**Exercise description**
Rewrite the records below as a JSON list of strings, with one string for each line. Leave out any blank lines.

Spatial annotation records:
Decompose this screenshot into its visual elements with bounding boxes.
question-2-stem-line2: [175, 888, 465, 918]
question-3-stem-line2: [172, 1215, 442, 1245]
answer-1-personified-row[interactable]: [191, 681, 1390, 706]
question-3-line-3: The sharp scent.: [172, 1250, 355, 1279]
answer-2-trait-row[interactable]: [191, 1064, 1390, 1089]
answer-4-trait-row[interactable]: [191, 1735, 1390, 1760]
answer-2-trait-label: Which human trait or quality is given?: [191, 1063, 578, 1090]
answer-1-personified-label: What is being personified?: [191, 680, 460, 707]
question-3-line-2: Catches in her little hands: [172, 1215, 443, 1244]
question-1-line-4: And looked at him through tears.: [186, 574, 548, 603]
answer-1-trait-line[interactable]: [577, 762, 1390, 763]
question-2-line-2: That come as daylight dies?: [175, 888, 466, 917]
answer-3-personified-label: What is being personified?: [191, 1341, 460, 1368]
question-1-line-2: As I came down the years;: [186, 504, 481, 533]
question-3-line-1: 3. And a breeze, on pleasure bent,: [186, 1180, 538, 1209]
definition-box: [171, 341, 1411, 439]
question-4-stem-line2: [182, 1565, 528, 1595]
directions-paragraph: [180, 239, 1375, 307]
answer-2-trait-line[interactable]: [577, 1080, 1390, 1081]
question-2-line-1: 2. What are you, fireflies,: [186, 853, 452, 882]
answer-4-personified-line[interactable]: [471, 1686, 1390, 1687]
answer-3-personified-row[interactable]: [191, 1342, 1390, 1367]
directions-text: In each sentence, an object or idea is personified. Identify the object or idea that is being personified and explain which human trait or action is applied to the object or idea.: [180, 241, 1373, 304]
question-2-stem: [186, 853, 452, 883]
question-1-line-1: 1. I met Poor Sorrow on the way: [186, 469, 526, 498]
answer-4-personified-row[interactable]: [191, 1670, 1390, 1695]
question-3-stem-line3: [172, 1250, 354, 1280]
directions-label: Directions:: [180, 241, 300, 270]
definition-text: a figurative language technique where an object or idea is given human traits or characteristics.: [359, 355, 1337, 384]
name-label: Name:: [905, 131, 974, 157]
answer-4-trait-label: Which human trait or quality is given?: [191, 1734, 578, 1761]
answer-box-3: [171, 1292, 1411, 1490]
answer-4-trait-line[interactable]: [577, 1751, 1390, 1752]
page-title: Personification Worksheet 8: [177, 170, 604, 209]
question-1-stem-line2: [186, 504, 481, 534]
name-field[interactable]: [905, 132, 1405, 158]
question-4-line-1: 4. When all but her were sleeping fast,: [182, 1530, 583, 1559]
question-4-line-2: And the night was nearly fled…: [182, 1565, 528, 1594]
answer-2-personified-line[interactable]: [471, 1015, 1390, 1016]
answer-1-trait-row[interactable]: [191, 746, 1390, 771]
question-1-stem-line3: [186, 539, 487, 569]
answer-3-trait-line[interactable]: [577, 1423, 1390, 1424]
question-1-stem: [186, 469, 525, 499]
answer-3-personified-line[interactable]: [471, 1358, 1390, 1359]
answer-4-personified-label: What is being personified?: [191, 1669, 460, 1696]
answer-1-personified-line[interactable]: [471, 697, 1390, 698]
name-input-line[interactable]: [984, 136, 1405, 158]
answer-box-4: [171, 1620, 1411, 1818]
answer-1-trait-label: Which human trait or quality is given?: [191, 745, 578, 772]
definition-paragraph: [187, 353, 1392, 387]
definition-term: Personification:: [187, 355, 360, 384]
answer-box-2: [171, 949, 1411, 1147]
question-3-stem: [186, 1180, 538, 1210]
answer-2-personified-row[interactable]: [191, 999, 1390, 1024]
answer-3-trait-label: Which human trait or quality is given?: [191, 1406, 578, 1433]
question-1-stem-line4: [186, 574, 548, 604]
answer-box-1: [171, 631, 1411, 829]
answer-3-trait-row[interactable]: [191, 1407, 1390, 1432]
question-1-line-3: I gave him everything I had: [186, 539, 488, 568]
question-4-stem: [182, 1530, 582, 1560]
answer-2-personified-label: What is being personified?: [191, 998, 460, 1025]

**The solution**
[
  "Decompose this screenshot into its visual elements with bounding boxes.",
  "question-2-stem-line2: [175, 888, 465, 918]",
  "question-3-stem-line2: [172, 1215, 442, 1245]",
  "answer-1-personified-row[interactable]: [191, 681, 1390, 706]",
  "question-3-line-3: The sharp scent.: [172, 1250, 355, 1279]",
  "answer-2-trait-row[interactable]: [191, 1064, 1390, 1089]",
  "answer-4-trait-row[interactable]: [191, 1735, 1390, 1760]",
  "answer-2-trait-label: Which human trait or quality is given?: [191, 1063, 578, 1090]",
  "answer-1-personified-label: What is being personified?: [191, 680, 460, 707]",
  "question-3-line-2: Catches in her little hands: [172, 1215, 443, 1244]",
  "question-1-line-4: And looked at him through tears.: [186, 574, 548, 603]",
  "answer-1-trait-line[interactable]: [577, 762, 1390, 763]",
  "question-2-line-2: That come as daylight dies?: [175, 888, 466, 917]",
  "answer-3-personified-label: What is being personified?: [191, 1341, 460, 1368]",
  "question-1-line-2: As I came down the years;: [186, 504, 481, 533]",
  "question-3-line-1: 3. And a breeze, on pleasure bent,: [186, 1180, 538, 1209]",
  "definition-box: [171, 341, 1411, 439]",
  "question-4-stem-line2: [182, 1565, 528, 1595]",
  "directions-paragraph: [180, 239, 1375, 307]",
  "answer-2-trait-line[interactable]: [577, 1080, 1390, 1081]",
  "question-2-line-1: 2. What are you, fireflies,: [186, 853, 452, 882]",
  "answer-4-personified-line[interactable]: [471, 1686, 1390, 1687]",
  "answer-3-personified-row[interactable]: [191, 1342, 1390, 1367]",
  "directions-text: In each sentence, an object or idea is personified. Identify the object or idea that is being personified and explain which human trait or action is applied to the object or idea.: [180, 241, 1373, 304]",
  "question-2-stem: [186, 853, 452, 883]",
  "question-1-line-1: 1. I met Poor Sorrow on the way: [186, 469, 526, 498]",
  "answer-4-personified-row[interactable]: [191, 1670, 1390, 1695]",
  "question-3-stem-line3: [172, 1250, 354, 1280]",
  "directions-label: Directions:: [180, 241, 300, 270]",
  "definition-text: a figurative language technique where an object or idea is given human traits or characteristics.: [359, 355, 1337, 384]",
  "name-label: Name:: [905, 131, 974, 157]",
  "answer-4-trait-label: Which human trait or quality is given?: [191, 1734, 578, 1761]",
  "answer-box-3: [171, 1292, 1411, 1490]",
  "answer-4-trait-line[interactable]: [577, 1751, 1390, 1752]",
  "page-title: Personification Worksheet 8: [177, 170, 604, 209]",
  "question-1-stem-line2: [186, 504, 481, 534]",
  "name-field[interactable]: [905, 132, 1405, 158]",
  "question-4-line-1: 4. When all but her were sleeping fast,: [182, 1530, 583, 1559]",
  "question-4-line-2: And the night was nearly fled…: [182, 1565, 528, 1594]",
  "answer-2-personified-line[interactable]: [471, 1015, 1390, 1016]",
  "answer-1-trait-row[interactable]: [191, 746, 1390, 771]",
  "question-1-stem-line3: [186, 539, 487, 569]",
  "answer-3-trait-line[interactable]: [577, 1423, 1390, 1424]",
  "question-1-stem: [186, 469, 525, 499]",
  "answer-3-personified-line[interactable]: [471, 1358, 1390, 1359]",
  "answer-4-personified-label: What is being personified?: [191, 1669, 460, 1696]",
  "answer-1-personified-line[interactable]: [471, 697, 1390, 698]",
  "name-input-line[interactable]: [984, 136, 1405, 158]",
  "answer-box-4: [171, 1620, 1411, 1818]",
  "answer-1-trait-label: Which human trait or quality is given?: [191, 745, 578, 772]",
  "definition-paragraph: [187, 353, 1392, 387]",
  "definition-term: Personification:: [187, 355, 360, 384]",
  "answer-box-2: [171, 949, 1411, 1147]",
  "question-3-stem: [186, 1180, 538, 1210]",
  "answer-2-personified-row[interactable]: [191, 999, 1390, 1024]",
  "answer-3-trait-label: Which human trait or quality is given?: [191, 1406, 578, 1433]",
  "question-1-stem-line4: [186, 574, 548, 604]",
  "answer-box-1: [171, 631, 1411, 829]",
  "answer-3-trait-row[interactable]: [191, 1407, 1390, 1432]",
  "question-1-line-3: I gave him everything I had: [186, 539, 488, 568]",
  "question-4-stem: [182, 1530, 582, 1560]",
  "answer-2-personified-label: What is being personified?: [191, 998, 460, 1025]"
]